§ **EXERCISE OBJECTIVE**
Go through the material below and copy each line where the word "Créer" appears.

# start of SUPPLIED RECORDS

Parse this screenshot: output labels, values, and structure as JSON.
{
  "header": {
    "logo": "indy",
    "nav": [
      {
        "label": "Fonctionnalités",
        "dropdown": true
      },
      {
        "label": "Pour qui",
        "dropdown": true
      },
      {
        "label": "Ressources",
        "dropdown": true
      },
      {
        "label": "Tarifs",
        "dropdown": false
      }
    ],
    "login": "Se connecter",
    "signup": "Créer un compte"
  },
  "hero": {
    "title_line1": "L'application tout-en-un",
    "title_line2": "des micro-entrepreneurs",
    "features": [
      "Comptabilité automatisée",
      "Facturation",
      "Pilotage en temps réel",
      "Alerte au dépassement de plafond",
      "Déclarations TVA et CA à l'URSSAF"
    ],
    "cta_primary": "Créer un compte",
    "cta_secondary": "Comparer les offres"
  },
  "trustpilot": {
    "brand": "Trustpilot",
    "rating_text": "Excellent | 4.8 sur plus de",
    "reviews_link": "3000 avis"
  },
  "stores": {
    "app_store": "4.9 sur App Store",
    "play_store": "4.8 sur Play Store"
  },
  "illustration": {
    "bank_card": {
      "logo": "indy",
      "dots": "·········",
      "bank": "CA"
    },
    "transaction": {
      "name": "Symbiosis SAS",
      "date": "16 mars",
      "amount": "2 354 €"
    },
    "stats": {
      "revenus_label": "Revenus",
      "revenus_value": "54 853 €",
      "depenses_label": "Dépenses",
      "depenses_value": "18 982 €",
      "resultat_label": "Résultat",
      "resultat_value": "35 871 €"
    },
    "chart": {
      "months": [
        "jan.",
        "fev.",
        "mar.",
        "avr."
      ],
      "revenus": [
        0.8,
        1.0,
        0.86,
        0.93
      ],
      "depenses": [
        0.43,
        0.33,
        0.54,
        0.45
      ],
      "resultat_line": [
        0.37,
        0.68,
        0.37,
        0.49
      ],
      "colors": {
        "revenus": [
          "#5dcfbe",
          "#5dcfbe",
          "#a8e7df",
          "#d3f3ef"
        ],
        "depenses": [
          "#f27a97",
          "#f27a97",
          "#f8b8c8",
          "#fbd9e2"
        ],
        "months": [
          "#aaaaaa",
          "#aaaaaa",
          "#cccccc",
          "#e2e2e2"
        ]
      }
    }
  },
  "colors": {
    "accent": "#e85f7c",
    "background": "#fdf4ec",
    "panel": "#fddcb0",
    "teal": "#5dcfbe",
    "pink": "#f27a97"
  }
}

# end of SUPPLIED RECORDS

§ **RIGHT ANSWER**
    "signup": "Créer un compte"
    "cta_primary": "Créer un compte",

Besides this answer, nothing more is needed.